- _Problem to solve_
Give the number of lines containing the word "حدثنا", and nothing else.

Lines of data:
******

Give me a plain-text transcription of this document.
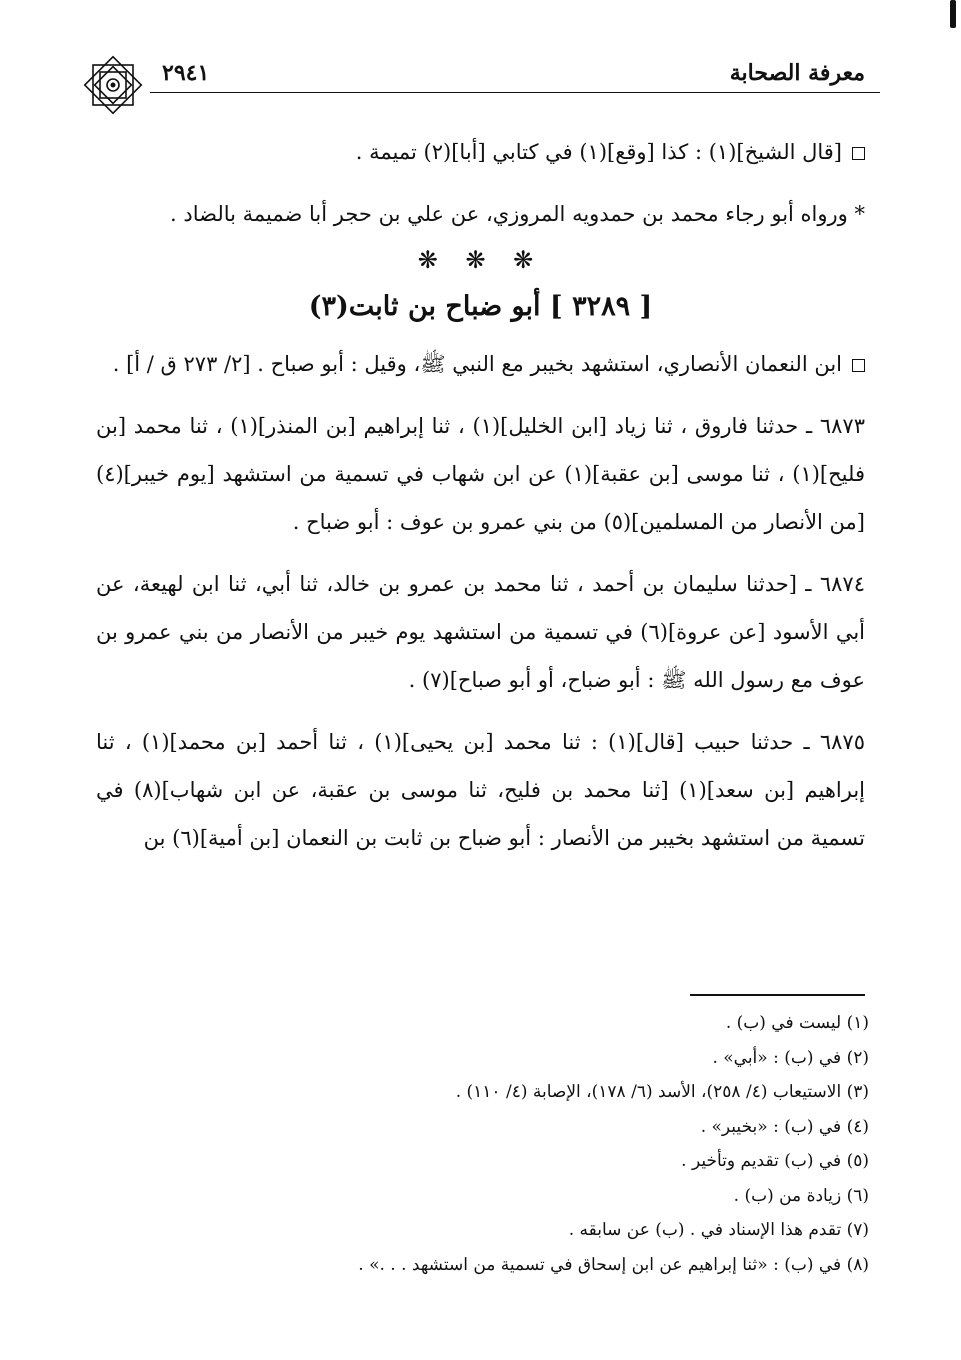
معرفة الصحابة
٢٩٤١

[قال الشيخ](١) : كذا [وقع](١) في كتابي [أبا](٢) تميمة .

* ورواه أبو رجاء محمد بن حمدويه المروزي، عن علي بن حجر أبا ضميمة بالضاد .

❋ ❋ ❋
[ ٣٢٨٩ ] أبو ضباح بن ثابت(٣)

ابن النعمان الأنصاري، استشهد بخيبر مع النبي ﷺ، وقيل : أبو صباح . [٢/ ٢٧٣ ق / أ] .

٦٨٧٣ ـ حدثنا فاروق ، ثنا زياد [ابن الخليل](١) ، ثنا إبراهيم [بن المنذر](١) ، ثنا محمد [بن فليح](١) ، ثنا موسى [بن عقبة](١) عن ابن شهاب في تسمية من استشهد [يوم خيبر](٤) [من الأنصار من المسلمين](٥) من بني عمرو بن عوف : أبو ضباح .

٦٨٧٤ ـ [حدثنا سليمان بن أحمد ، ثنا محمد بن عمرو بن خالد، ثنا أبي، ثنا ابن لهيعة، عن أبي الأسود [عن عروة](٦) في تسمية من استشهد يوم خيبر من الأنصار من بني عمرو بن عوف مع رسول الله ﷺ : أبو ضباح، أو أبو صباح](٧) .

٦٨٧٥ ـ حدثنا حبيب [قال](١) : ثنا محمد [بن يحيى](١) ، ثنا أحمد [بن محمد](١) ، ثنا إبراهيم [بن سعد](١) [ثنا محمد بن فليح، ثنا موسى بن عقبة، عن ابن شهاب](٨) في تسمية من استشهد بخيبر من الأنصار : أبو ضباح بن ثابت بن النعمان [بن أمية](٦) بن

(١) ليست في (ب) .

(٢) في (ب) : «أبي» .

(٣) الاستيعاب (٤/ ٢٥٨)، الأسد (٦/ ١٧٨)، الإصابة (٤/ ١١٠) .

(٤) في (ب) : «بخيبر» .

(٥) في (ب) تقديم وتأخير .

(٦) زيادة من (ب) .

(٧) تقدم هذا الإسناد في . (ب) عن سابقه .

(٨) في (ب) : «ثنا إبراهيم عن ابن إسحاق في تسمية من استشهد . . .» .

******

- _Task response_
3